--- Excerpt provided ---
-- Begin --
I have been on a coding adventure for the last two days.
Customer has a system, which involves holdings, and then proposed trades on those holdings. However, there’s also a master system that sends a new list of holdings on a daily basis. The master system does not know about the proposed trades, it says “here’s the new list”.
The algorithm when updating the list of holdings to the new holdings went like this:
- delete anything that doesn’t have a proposed trade on it
- copy in the stuff from master, creating new ones, except…
- if an existing holding is found, instead of creating a new one, update the holding to look like what the master says it should (with various keys to try to grab the right one)
There was a holding of Quantity = 20 that had proposed trades of –10 against it. The incoming holdings were of quantity 3 and 15. It updated 20 to 3, causing a math imbalance in the system.
Further problem on more investigation
It was also iterating the incoming list, so if I had trades against a holding H1, and H1 (or something like it) was not included in the new list, then the trades would get left behind against a stale holding.
My Solution Take 2
- Delete any holding without a proposed trade on it
- Figure out our maximum id so far
- Always insert all data from master as new. (Now we have duplicate copies)
- Walk through all the old holdings and proposed trades; try to match the proposed trades up against the new holdings
- If no match found, log it and delete the proposed trade
- Having moved all the proposed stuff over to a new parent, now delete all old holdings <= maximum id (no more duplicates)
Why I thought it was Clever
Suppose the load fails.
Since I’m only either updating or deleting proposed trades, I will not have any duplication of proposed trades.
-- End --
--- Stated problem A ---
Rewrite the listing of the axle-testing apparatus with "gear-wheel" changed to "cogwheel", keeping everything else the same, and omit the picture.
--- Stated problem B ---
Extend the post about updating holdings and proposed trades, starting after its last sentence.
The listing is unrelated to the text above.

--- Material shown ---
-- Begin --
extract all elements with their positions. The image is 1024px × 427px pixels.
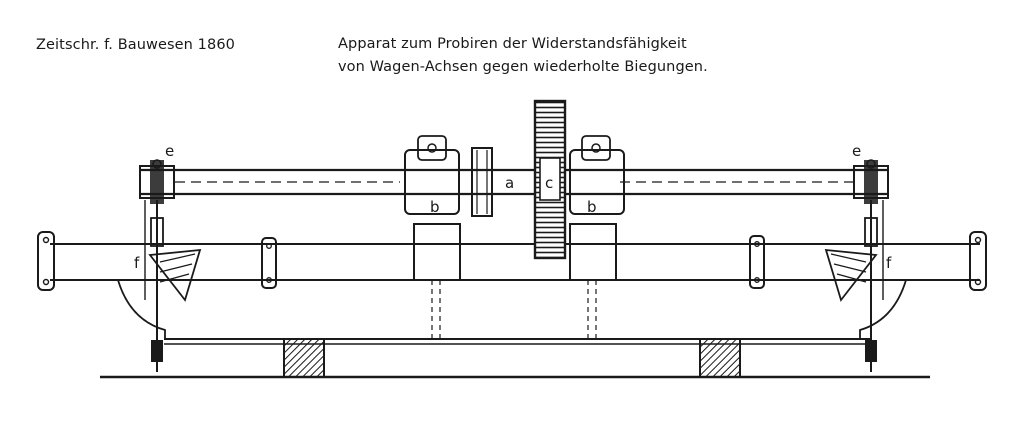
bed-frame	[164, 338, 870, 345]
label-b-left: b	[430, 198, 440, 216]
axle-shaft	[140, 168, 888, 196]
label-f-right: f	[886, 254, 892, 272]
end-plate-right	[749, 231, 987, 291]
label-e-left: e	[165, 142, 174, 160]
bearing-right	[569, 135, 625, 340]
figure-title-line-1: Apparat zum Probiren der Widerstandsfähi…	[338, 36, 687, 52]
figure-title-line-2: von Wagen-Achsen gegen wiederholte Biegu…	[338, 59, 708, 75]
foundation-block-left	[283, 338, 325, 378]
foundation-block-right	[699, 338, 741, 378]
gear-wheel	[533, 99, 567, 260]
bearing-left	[404, 135, 461, 340]
main-frame	[50, 243, 980, 339]
shaft-collar	[471, 147, 493, 217]
label-f-left: f	[134, 254, 140, 272]
clamp-right	[853, 159, 889, 204]
label-a: a	[505, 174, 514, 192]
label-e-right: e	[852, 142, 861, 160]
lever-assembly-left	[144, 200, 202, 372]
clamp-left	[139, 159, 175, 204]
end-plate-left	[37, 231, 277, 291]
source-citation: Zeitschr. f. Bauwesen 1860	[36, 37, 235, 53]
label-c: c	[545, 174, 553, 192]
lever-assembly-right	[824, 200, 884, 372]
label-b-right: b	[587, 198, 597, 216]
-- End --
--- Written answer A ---
extract all elements with their positions. The image is 1024px × 427px pixels.
bed-frame	[164, 338, 870, 345]
label-b-left: b	[430, 198, 440, 216]
axle-shaft	[140, 168, 888, 196]
label-f-right: f	[886, 254, 892, 272]
end-plate-right	[749, 231, 987, 291]
label-e-left: e	[165, 142, 174, 160]
bearing-right	[569, 135, 625, 340]
figure-title-line-1: Apparat zum Probiren der Widerstandsfähi…	[338, 36, 687, 52]
figure-title-line-2: von Wagen-Achsen gegen wiederholte Biegu…	[338, 59, 708, 75]
foundation-block-left	[283, 338, 325, 378]
foundation-block-right	[699, 338, 741, 378]
cogwheel	[533, 99, 567, 260]
bearing-left	[404, 135, 461, 340]
main-frame	[50, 243, 980, 339]
shaft-collar	[471, 147, 493, 217]
label-f-left: f	[134, 254, 140, 272]
clamp-right	[853, 159, 889, 204]
label-a: a	[505, 174, 514, 192]
label-e-right: e	[852, 142, 861, 160]
lever-assembly-left	[144, 200, 202, 372]
clamp-left	[139, 159, 175, 204]
end-plate-left	[37, 231, 277, 291]
source-citation: Zeitschr. f. Bauwesen 1860	[36, 37, 235, 53]
label-c: c	[545, 174, 553, 192]
lever-assembly-right	[824, 200, 884, 372]
label-b-right: b	[587, 198, 597, 216]

--- Written answer B ---
Since I’m deleting all holdings prior to where I started inserting the new holdings, as long as I successfully complete a load, I will delete any old bad data from a previously failed load.
The Matching Algorithm
The general idea is: Sort “available buckets”, sort “Proposed Trades”, and then start matching trades to buckets.
- I tested this out on paper – as in, I cut out little pieces of paper, and tried the different options; I determined sorting low to high on buckets and high to low on trades was my best bet.
- I used a fit option of f(x1,y1,x2,y2):decimal to give me, for any trade, which bucket it would best fit in (after sizing was taken care of). (the X’s and Y’s are acquisition dates and execution prices, both of which can be “touched up” on the master system, making an exact match every time non-feasible)
To Translate This To Code
Because the matching stuff could get complicated, I made its own little command for it (see command-query separation).
I was not shy about creating more DTO’s for the specific inputs and outputs needed by this command.
I wrote enough tests to verify that it was doing the right thing. When I do unit tests, Iassume only developers will read them, so I don’t spend a lot of time making the names super-descriptive. Some-descriptive, yes, not super-descriptive.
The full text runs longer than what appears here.